■ Exercise instructions:
Wherever the word "instalado" shows up in a line, please copy that line.

■ Task input:
— Begin —
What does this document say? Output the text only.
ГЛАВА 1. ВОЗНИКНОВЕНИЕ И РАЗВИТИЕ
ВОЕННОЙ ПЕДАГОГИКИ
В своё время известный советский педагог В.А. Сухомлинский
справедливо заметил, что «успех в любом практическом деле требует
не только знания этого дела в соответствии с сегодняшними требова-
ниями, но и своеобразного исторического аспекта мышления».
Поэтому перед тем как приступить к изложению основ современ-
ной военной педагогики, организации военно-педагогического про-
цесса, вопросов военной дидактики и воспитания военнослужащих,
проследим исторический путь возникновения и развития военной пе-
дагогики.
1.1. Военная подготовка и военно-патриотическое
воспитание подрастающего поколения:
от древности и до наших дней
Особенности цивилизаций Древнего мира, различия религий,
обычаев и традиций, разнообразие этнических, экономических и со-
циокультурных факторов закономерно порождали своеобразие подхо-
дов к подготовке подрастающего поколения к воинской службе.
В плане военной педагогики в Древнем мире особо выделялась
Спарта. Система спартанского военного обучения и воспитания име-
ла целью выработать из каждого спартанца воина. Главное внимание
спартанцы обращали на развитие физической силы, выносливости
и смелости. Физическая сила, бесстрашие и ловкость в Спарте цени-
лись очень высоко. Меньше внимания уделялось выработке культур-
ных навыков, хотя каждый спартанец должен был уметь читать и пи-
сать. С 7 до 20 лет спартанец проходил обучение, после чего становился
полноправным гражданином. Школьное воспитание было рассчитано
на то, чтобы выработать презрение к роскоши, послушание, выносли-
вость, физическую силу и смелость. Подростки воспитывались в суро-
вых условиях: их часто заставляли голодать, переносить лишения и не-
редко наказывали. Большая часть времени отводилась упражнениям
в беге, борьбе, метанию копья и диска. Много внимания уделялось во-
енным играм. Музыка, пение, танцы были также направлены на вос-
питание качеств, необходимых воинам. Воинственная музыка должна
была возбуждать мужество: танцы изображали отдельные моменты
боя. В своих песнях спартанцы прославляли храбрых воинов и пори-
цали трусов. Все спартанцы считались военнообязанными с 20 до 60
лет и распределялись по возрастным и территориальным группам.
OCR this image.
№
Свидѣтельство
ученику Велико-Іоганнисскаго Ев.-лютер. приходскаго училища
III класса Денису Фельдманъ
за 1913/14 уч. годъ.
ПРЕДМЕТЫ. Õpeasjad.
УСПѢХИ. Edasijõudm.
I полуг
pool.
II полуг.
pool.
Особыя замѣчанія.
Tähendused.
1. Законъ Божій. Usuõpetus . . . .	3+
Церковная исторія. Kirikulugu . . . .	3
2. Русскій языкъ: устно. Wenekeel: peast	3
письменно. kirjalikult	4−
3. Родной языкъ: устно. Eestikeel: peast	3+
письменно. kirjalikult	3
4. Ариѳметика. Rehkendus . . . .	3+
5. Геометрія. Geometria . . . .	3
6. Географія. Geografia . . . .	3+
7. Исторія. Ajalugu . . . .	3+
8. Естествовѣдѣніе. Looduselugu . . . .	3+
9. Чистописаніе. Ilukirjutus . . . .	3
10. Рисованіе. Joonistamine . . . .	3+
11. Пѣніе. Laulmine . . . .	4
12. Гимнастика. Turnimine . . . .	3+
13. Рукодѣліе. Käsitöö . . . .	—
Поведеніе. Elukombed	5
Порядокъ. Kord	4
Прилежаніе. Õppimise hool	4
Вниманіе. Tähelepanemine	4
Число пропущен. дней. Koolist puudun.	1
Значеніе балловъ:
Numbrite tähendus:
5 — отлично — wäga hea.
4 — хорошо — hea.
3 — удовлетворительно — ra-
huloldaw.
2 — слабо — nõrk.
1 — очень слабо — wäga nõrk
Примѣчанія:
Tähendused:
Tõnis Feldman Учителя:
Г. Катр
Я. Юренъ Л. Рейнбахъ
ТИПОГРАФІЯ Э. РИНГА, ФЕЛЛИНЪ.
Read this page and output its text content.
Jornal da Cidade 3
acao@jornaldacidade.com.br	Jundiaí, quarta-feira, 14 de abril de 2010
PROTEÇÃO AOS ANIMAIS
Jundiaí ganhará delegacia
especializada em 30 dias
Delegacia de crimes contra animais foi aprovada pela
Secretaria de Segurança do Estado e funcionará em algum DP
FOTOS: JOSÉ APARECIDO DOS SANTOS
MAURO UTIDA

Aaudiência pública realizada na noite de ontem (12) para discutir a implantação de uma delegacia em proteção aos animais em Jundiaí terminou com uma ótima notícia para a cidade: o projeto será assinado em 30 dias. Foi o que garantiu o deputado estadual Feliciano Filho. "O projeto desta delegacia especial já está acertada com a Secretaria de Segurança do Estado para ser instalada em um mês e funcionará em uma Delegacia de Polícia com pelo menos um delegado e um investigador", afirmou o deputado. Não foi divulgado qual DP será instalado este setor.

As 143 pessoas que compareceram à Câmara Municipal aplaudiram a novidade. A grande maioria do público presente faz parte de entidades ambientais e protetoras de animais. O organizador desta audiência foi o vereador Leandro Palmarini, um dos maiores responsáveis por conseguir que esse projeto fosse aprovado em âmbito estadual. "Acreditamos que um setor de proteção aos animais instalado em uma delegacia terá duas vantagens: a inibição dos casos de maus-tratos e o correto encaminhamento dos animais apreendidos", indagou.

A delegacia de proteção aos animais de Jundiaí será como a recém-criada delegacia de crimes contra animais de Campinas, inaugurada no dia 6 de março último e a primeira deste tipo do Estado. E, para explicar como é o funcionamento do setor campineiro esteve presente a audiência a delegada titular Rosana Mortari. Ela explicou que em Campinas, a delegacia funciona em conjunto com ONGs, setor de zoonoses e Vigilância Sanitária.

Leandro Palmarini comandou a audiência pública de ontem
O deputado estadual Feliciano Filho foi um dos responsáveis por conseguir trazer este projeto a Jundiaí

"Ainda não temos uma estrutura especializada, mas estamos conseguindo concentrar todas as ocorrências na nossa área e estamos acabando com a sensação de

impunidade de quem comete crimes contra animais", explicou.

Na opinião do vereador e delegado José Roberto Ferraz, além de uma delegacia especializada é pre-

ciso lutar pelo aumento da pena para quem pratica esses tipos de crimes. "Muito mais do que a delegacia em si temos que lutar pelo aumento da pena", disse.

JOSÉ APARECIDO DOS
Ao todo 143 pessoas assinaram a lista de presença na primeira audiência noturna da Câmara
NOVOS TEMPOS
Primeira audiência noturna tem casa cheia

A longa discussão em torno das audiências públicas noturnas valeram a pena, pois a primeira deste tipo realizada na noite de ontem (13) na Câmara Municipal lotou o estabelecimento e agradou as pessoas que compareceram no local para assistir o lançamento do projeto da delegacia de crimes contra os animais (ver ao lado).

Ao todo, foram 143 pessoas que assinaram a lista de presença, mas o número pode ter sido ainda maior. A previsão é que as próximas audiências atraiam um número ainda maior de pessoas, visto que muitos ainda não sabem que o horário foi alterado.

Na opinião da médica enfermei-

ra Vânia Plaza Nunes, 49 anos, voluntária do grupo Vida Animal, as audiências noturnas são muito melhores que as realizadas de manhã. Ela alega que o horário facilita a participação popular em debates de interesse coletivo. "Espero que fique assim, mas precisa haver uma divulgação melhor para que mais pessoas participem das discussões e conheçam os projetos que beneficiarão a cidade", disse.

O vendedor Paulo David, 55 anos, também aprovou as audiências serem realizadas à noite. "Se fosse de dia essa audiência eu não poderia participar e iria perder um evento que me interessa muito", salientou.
— End —
■ Exercise solution:
Aaudiência pública realizada na noite de ontem (12) para discutir a implantação de uma delegacia em proteção aos animais em Jundiaí terminou com uma ótima notícia para a cidade: o projeto será assinado em 30 dias. Foi o que garantiu o deputado estadual Feliciano Filho. "O projeto desta delegacia especial já está acertada com a Secretaria de Segurança do Estado para ser instalada em um mês e funcionará em uma Delegacia de Polícia com pelo menos um delegado e um investigador", afirmou o deputado. Não foi divulgado qual DP será instalado este setor.
As 143 pessoas que compareceram à Câmara Municipal aplaudiram a novidade. A grande maioria do público presente faz parte de entidades ambientais e protetoras de animais. O organizador desta audiência foi o vereador Leandro Palmarini, um dos maiores responsáveis por conseguir que esse projeto fosse aprovado em âmbito estadual. "Acreditamos que um setor de proteção aos animais instalado em uma delegacia terá duas vantagens: a inibição dos casos de maus-tratos e o correto encaminhamento dos animais apreendidos", indagou.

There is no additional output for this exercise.